WRITTEN REQUEST
Copy the data below exactly, omitting any picture it contains.
***
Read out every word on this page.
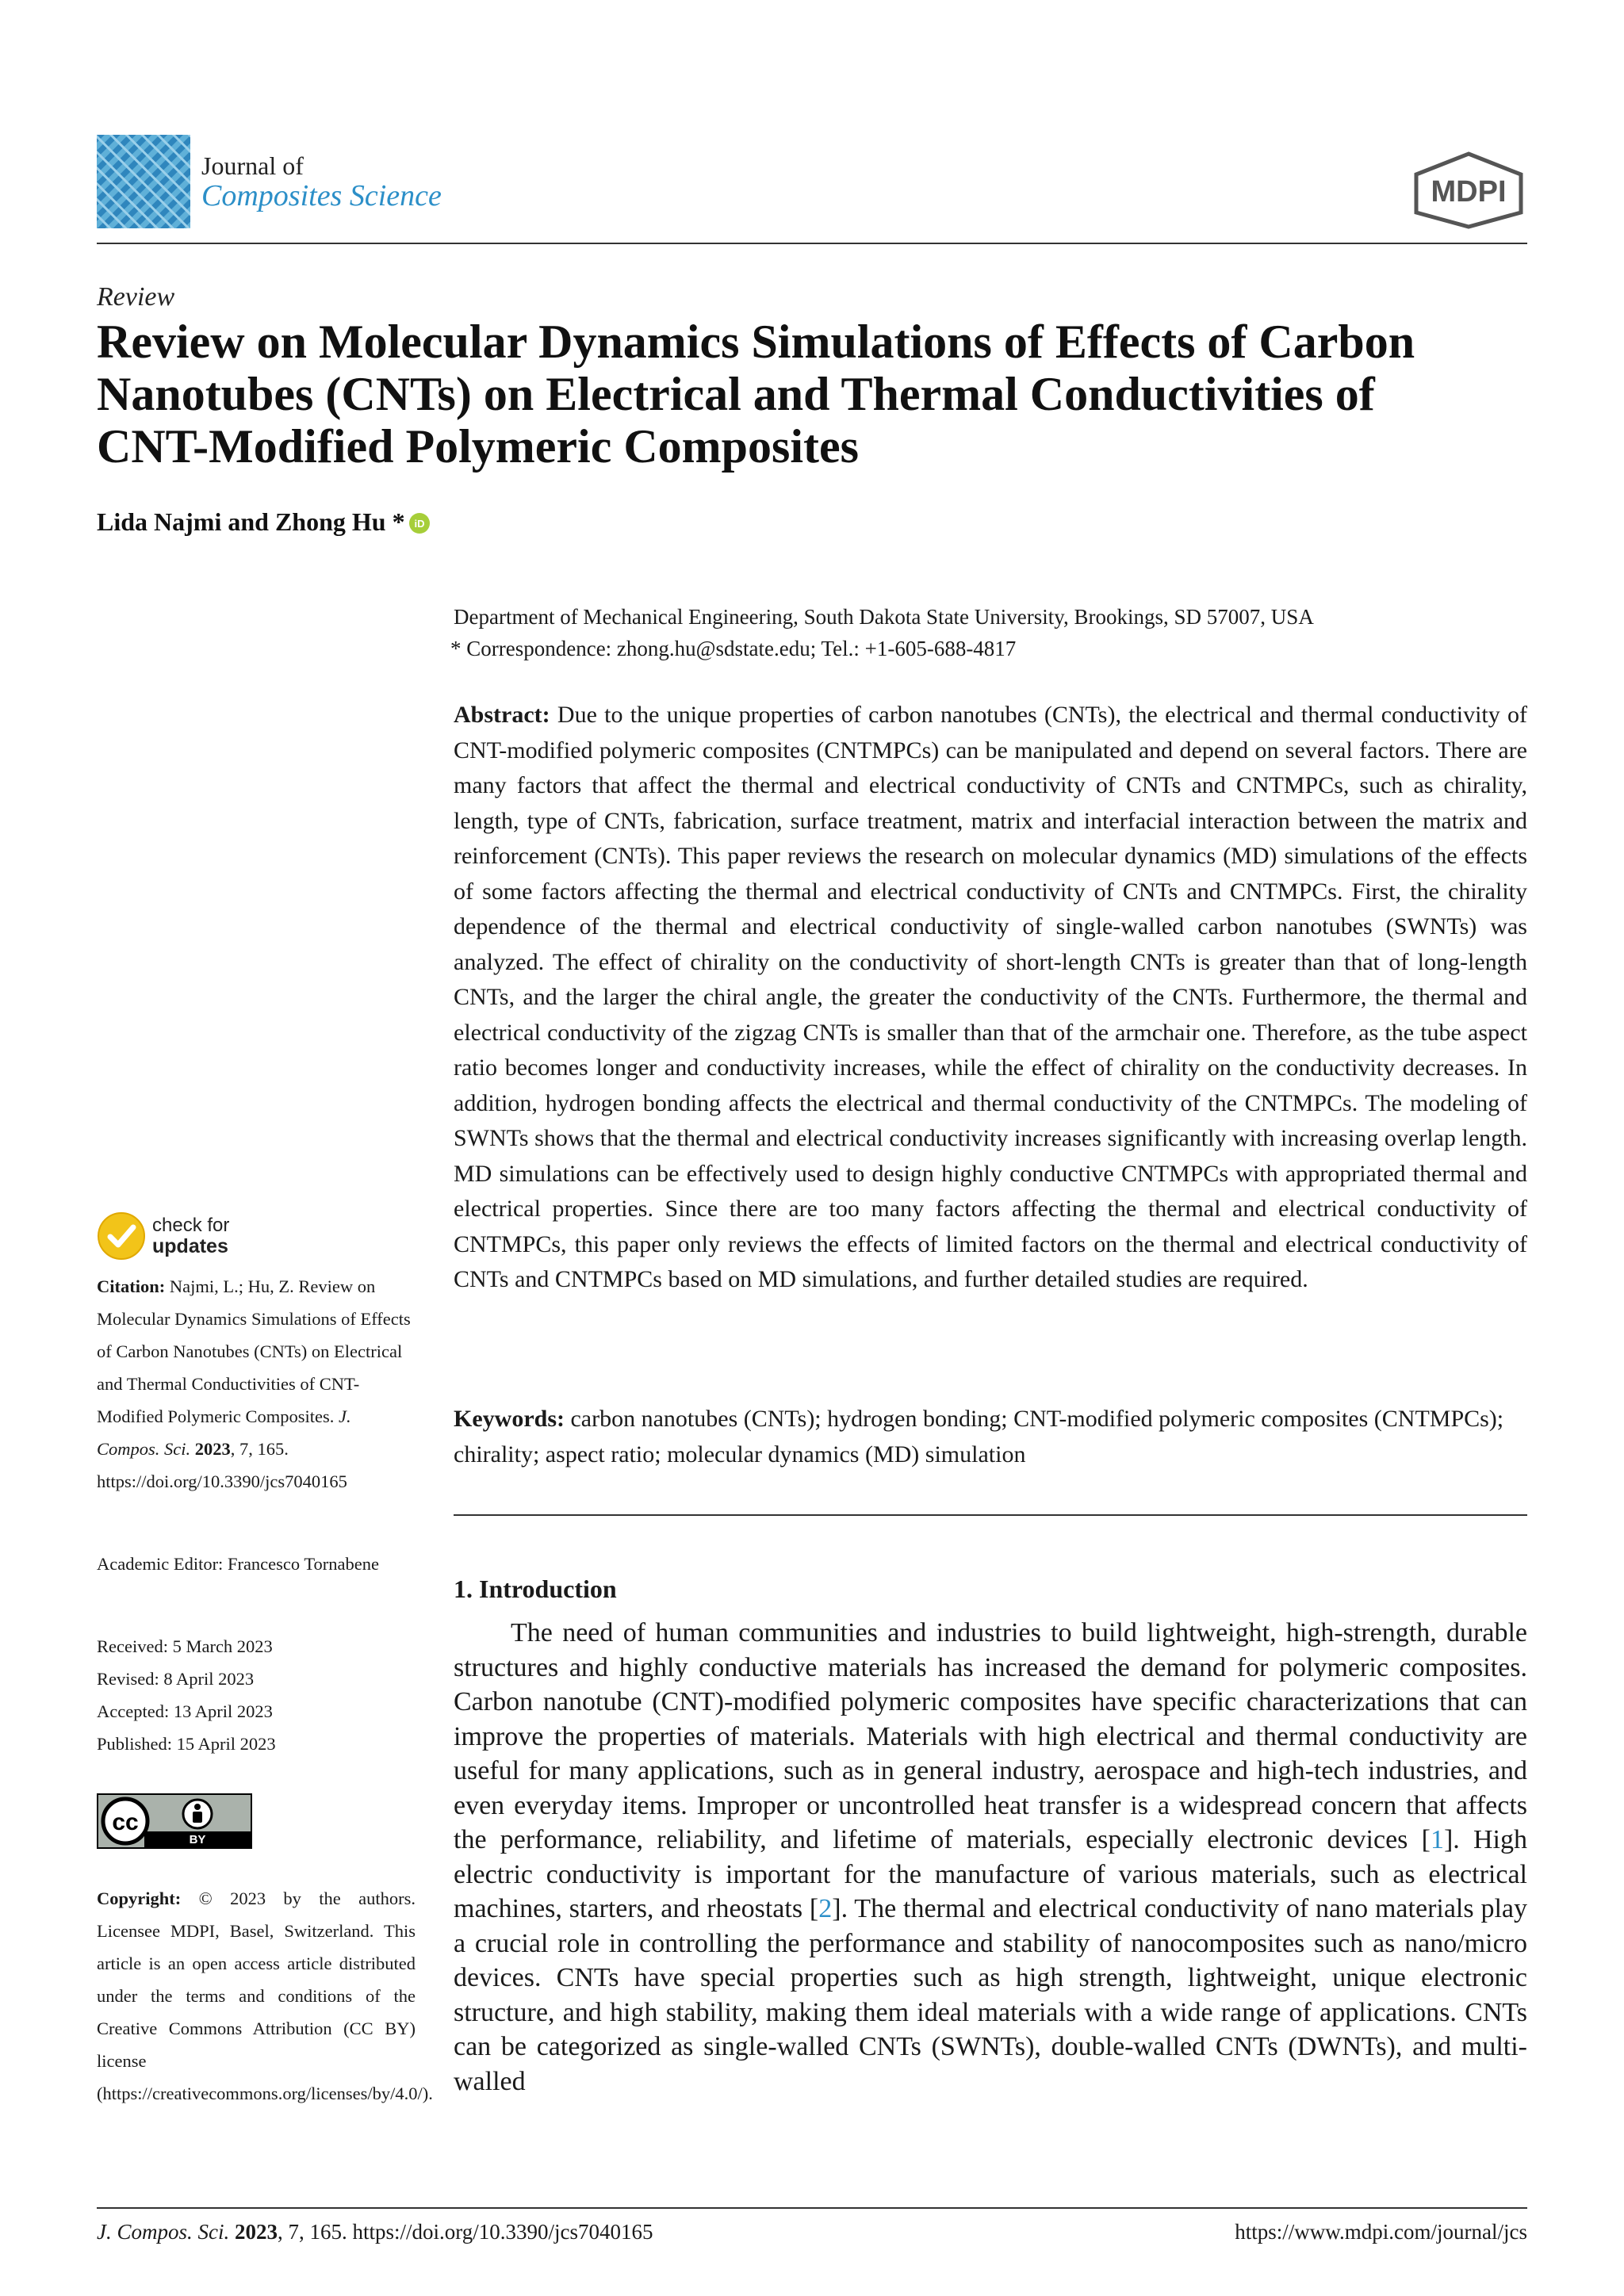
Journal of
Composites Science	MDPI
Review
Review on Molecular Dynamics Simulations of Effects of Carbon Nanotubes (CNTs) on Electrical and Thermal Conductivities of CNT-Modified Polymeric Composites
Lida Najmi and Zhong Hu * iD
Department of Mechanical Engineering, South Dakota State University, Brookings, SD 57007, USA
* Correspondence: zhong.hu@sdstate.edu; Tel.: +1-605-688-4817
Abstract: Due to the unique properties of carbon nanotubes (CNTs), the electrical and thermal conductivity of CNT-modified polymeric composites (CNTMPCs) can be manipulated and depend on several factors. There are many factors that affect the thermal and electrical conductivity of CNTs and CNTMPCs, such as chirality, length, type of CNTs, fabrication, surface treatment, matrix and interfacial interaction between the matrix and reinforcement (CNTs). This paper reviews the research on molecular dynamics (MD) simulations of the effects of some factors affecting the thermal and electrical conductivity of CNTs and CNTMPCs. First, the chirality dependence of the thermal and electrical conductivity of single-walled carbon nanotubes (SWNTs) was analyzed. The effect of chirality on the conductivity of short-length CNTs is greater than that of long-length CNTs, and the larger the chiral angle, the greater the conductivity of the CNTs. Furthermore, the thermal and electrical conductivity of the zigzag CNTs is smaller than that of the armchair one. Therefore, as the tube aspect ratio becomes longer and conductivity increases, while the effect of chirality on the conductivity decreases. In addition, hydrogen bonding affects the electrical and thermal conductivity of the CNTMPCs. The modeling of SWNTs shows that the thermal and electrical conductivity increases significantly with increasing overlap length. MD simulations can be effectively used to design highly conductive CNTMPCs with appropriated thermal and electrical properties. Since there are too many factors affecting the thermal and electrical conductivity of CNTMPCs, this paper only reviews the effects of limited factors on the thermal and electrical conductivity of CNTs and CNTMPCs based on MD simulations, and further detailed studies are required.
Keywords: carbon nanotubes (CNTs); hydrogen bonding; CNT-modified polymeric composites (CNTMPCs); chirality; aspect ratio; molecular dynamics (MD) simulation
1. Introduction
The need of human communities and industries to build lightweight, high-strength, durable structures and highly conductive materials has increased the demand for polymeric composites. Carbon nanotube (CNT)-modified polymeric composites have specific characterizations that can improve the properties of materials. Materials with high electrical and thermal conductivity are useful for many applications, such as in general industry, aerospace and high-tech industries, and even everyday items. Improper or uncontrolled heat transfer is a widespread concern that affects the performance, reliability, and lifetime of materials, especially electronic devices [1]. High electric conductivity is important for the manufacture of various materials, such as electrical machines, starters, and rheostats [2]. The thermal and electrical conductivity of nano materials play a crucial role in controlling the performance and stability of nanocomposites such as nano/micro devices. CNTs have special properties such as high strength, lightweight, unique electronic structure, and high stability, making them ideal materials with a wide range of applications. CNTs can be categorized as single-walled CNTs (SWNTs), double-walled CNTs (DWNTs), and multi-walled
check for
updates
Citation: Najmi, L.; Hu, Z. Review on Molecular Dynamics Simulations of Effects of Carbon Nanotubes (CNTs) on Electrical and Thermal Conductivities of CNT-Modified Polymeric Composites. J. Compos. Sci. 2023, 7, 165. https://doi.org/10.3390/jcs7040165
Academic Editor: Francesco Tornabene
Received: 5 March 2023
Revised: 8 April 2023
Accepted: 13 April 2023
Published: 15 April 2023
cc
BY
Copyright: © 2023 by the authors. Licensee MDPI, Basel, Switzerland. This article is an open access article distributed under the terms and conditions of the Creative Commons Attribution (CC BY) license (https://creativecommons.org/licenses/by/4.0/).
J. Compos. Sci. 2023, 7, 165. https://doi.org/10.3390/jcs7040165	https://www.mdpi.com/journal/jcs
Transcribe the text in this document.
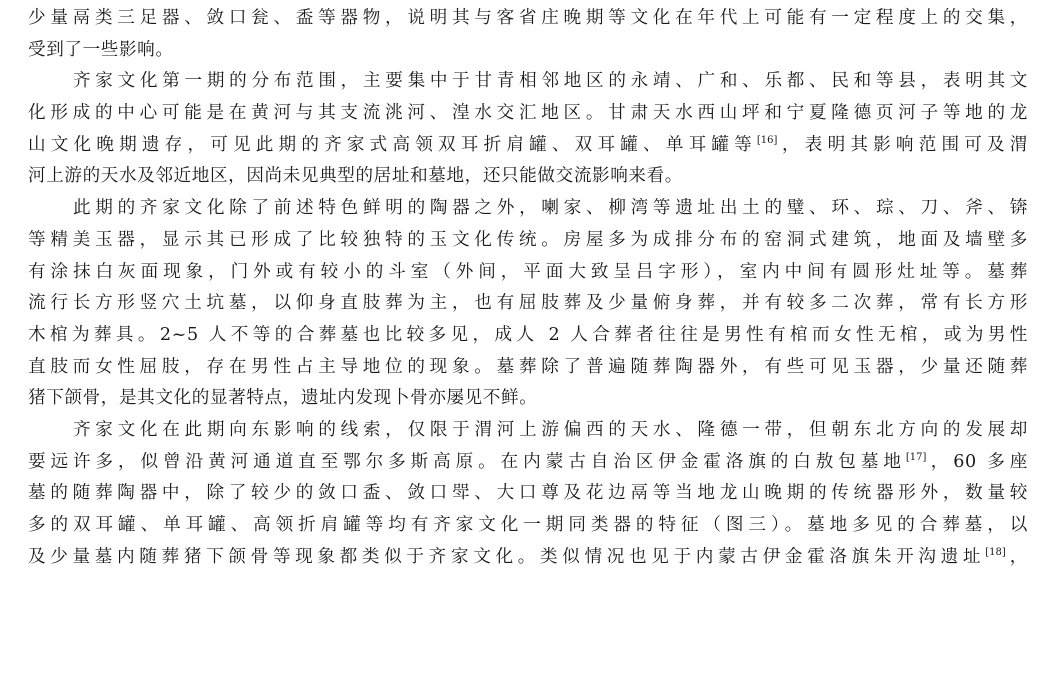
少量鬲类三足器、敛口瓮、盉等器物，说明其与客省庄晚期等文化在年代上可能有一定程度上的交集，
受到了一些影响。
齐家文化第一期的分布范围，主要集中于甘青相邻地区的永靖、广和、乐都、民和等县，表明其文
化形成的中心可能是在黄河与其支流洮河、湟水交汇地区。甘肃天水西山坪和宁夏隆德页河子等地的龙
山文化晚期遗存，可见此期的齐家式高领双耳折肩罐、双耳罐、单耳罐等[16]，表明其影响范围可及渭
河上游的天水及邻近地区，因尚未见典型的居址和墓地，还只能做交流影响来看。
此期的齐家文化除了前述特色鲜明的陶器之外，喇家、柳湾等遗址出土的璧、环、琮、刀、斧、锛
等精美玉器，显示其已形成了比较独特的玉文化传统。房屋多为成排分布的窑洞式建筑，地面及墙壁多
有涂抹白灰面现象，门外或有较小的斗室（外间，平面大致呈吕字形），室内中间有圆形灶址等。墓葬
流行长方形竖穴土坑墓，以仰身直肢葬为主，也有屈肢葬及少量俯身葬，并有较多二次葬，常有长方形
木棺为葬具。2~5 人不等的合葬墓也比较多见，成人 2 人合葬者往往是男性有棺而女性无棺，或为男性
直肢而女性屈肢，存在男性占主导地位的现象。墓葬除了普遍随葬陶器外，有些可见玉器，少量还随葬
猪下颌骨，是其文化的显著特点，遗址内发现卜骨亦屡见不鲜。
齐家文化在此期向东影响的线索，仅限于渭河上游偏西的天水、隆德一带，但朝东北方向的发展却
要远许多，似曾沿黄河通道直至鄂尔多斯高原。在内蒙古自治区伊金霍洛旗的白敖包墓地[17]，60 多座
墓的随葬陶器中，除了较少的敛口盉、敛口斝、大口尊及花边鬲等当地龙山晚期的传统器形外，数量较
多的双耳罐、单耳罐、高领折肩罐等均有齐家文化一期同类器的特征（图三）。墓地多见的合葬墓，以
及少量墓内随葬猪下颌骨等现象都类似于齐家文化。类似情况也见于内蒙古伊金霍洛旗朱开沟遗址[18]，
***
EXERCISE RESULT
Read out every word on this page.
Journal of
Composites Science	MDPI
Review
Review on Molecular Dynamics Simulations of Effects of Carbon Nanotubes (CNTs) on Electrical and Thermal Conductivities of CNT-Modified Polymeric Composites
Lida Najmi and Zhong Hu * iD
Department of Mechanical Engineering, South Dakota State University, Brookings, SD 57007, USA
* Correspondence: zhong.hu@sdstate.edu; Tel.: +1-605-688-4817
Abstract: Due to the unique properties of carbon nanotubes (CNTs), the electrical and thermal conductivity of CNT-modified polymeric composites (CNTMPCs) can be manipulated and depend on several factors. There are many factors that affect the thermal and electrical conductivity of CNTs and CNTMPCs, such as chirality, length, type of CNTs, fabrication, surface treatment, matrix and interfacial interaction between the matrix and reinforcement (CNTs). This paper reviews the research on molecular dynamics (MD) simulations of the effects of some factors affecting the thermal and electrical conductivity of CNTs and CNTMPCs. First, the chirality dependence of the thermal and electrical conductivity of single-walled carbon nanotubes (SWNTs) was analyzed. The effect of chirality on the conductivity of short-length CNTs is greater than that of long-length CNTs, and the larger the chiral angle, the greater the conductivity of the CNTs. Furthermore, the thermal and electrical conductivity of the zigzag CNTs is smaller than that of the armchair one. Therefore, as the tube aspect ratio becomes longer and conductivity increases, while the effect of chirality on the conductivity decreases. In addition, hydrogen bonding affects the electrical and thermal conductivity of the CNTMPCs. The modeling of SWNTs shows that the thermal and electrical conductivity increases significantly with increasing overlap length. MD simulations can be effectively used to design highly conductive CNTMPCs with appropriated thermal and electrical properties. Since there are too many factors affecting the thermal and electrical conductivity of CNTMPCs, this paper only reviews the effects of limited factors on the thermal and electrical conductivity of CNTs and CNTMPCs based on MD simulations, and further detailed studies are required.
Keywords: carbon nanotubes (CNTs); hydrogen bonding; CNT-modified polymeric composites (CNTMPCs); chirality; aspect ratio; molecular dynamics (MD) simulation
1. Introduction
The need of human communities and industries to build lightweight, high-strength, durable structures and highly conductive materials has increased the demand for polymeric composites. Carbon nanotube (CNT)-modified polymeric composites have specific characterizations that can improve the properties of materials. Materials with high electrical and thermal conductivity are useful for many applications, such as in general industry, aerospace and high-tech industries, and even everyday items. Improper or uncontrolled heat transfer is a widespread concern that affects the performance, reliability, and lifetime of materials, especially electronic devices [1]. High electric conductivity is important for the manufacture of various materials, such as electrical machines, starters, and rheostats [2]. The thermal and electrical conductivity of nano materials play a crucial role in controlling the performance and stability of nanocomposites such as nano/micro devices. CNTs have special properties such as high strength, lightweight, unique electronic structure, and high stability, making them ideal materials with a wide range of applications. CNTs can be categorized as single-walled CNTs (SWNTs), double-walled CNTs (DWNTs), and multi-walled
check for
updates
Citation: Najmi, L.; Hu, Z. Review on Molecular Dynamics Simulations of Effects of Carbon Nanotubes (CNTs) on Electrical and Thermal Conductivities of CNT-Modified Polymeric Composites. J. Compos. Sci. 2023, 7, 165. https://doi.org/10.3390/jcs7040165
Academic Editor: Francesco Tornabene
Received: 5 March 2023
Revised: 8 April 2023
Accepted: 13 April 2023
Published: 15 April 2023
cc
BY
Copyright: © 2023 by the authors. Licensee MDPI, Basel, Switzerland. This article is an open access article distributed under the terms and conditions of the Creative Commons Attribution (CC BY) license (https://creativecommons.org/licenses/by/4.0/).
J. Compos. Sci. 2023, 7, 165. https://doi.org/10.3390/jcs7040165	https://www.mdpi.com/journal/jcs
Transcribe the text in this document.
少量鬲类三足器、敛口瓮、盉等器物，说明其与客省庄晚期等文化在年代上可能有一定程度上的交集，
受到了一些影响。
齐家文化第一期的分布范围，主要集中于甘青相邻地区的永靖、广和、乐都、民和等县，表明其文
化形成的中心可能是在黄河与其支流洮河、湟水交汇地区。甘肃天水西山坪和宁夏隆德页河子等地的龙
山文化晚期遗存，可见此期的齐家式高领双耳折肩罐、双耳罐、单耳罐等[16]，表明其影响范围可及渭
河上游的天水及邻近地区，因尚未见典型的居址和墓地，还只能做交流影响来看。
此期的齐家文化除了前述特色鲜明的陶器之外，喇家、柳湾等遗址出土的璧、环、琮、刀、斧、锛
等精美玉器，显示其已形成了比较独特的玉文化传统。房屋多为成排分布的窑洞式建筑，地面及墙壁多
有涂抹白灰面现象，门外或有较小的斗室（外间，平面大致呈吕字形），室内中间有圆形灶址等。墓葬
流行长方形竖穴土坑墓，以仰身直肢葬为主，也有屈肢葬及少量俯身葬，并有较多二次葬，常有长方形
木棺为葬具。2~5 人不等的合葬墓也比较多见，成人 2 人合葬者往往是男性有棺而女性无棺，或为男性
直肢而女性屈肢，存在男性占主导地位的现象。墓葬除了普遍随葬陶器外，有些可见玉器，少量还随葬
猪下颌骨，是其文化的显著特点，遗址内发现卜骨亦屡见不鲜。
齐家文化在此期向东影响的线索，仅限于渭河上游偏西的天水、隆德一带，但朝东北方向的发展却
要远许多，似曾沿黄河通道直至鄂尔多斯高原。在内蒙古自治区伊金霍洛旗的白敖包墓地[17]，60 多座
墓的随葬陶器中，除了较少的敛口盉、敛口斝、大口尊及花边鬲等当地龙山晚期的传统器形外，数量较
多的双耳罐、单耳罐、高领折肩罐等均有齐家文化一期同类器的特征（图三）。墓地多见的合葬墓，以
及少量墓内随葬猪下颌骨等现象都类似于齐家文化。类似情况也见于内蒙古伊金霍洛旗朱开沟遗址[18]，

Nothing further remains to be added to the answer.